Data lines:

⟨

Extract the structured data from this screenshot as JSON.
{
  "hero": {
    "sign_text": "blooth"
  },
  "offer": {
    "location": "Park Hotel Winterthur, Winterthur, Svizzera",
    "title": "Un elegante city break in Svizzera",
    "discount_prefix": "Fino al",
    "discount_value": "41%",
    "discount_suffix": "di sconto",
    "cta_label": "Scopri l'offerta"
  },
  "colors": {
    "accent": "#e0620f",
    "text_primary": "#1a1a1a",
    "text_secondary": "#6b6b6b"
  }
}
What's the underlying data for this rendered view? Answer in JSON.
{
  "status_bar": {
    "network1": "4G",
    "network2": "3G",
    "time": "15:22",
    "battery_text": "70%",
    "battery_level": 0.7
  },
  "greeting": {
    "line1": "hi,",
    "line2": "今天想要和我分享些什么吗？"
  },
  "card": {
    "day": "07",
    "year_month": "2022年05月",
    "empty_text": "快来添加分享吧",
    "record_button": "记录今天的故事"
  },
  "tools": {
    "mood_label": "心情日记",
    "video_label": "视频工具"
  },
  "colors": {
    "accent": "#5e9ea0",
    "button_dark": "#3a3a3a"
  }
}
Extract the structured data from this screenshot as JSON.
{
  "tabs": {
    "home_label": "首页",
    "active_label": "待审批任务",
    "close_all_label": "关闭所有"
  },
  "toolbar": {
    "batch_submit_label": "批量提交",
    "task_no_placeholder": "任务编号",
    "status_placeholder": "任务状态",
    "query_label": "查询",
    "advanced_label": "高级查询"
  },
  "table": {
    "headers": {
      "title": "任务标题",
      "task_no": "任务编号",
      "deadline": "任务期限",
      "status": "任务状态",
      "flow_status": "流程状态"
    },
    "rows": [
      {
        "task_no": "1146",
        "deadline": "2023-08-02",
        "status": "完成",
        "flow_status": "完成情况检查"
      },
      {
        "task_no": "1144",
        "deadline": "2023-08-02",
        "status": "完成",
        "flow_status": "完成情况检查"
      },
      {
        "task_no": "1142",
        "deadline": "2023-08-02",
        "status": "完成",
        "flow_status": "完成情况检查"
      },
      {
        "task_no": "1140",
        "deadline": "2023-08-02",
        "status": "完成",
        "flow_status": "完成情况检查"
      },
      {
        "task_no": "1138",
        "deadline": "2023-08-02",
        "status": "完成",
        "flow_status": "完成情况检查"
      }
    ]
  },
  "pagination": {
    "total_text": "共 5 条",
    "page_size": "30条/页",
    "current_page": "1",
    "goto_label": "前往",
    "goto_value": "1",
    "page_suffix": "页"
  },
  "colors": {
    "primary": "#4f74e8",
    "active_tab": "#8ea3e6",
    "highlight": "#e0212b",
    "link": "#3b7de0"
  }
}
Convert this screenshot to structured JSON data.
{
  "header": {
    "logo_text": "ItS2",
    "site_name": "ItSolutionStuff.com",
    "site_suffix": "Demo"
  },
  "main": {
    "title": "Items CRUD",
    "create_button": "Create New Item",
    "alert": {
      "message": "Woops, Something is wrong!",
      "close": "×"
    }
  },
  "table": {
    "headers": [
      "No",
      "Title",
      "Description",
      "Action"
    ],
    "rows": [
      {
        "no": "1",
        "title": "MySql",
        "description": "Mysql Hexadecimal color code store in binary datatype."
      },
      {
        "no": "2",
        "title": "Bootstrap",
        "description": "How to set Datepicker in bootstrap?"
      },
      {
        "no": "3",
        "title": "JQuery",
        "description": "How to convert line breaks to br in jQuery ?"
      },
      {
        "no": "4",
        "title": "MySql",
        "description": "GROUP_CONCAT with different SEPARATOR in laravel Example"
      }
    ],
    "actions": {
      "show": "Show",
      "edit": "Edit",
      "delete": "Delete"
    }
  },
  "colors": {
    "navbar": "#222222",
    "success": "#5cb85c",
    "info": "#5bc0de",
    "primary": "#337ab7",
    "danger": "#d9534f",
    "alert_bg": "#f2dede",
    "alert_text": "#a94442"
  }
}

⟩

Stated goal: Provide the number of lines containing the string "任务状态", with no other output.

Solution to this problem: 2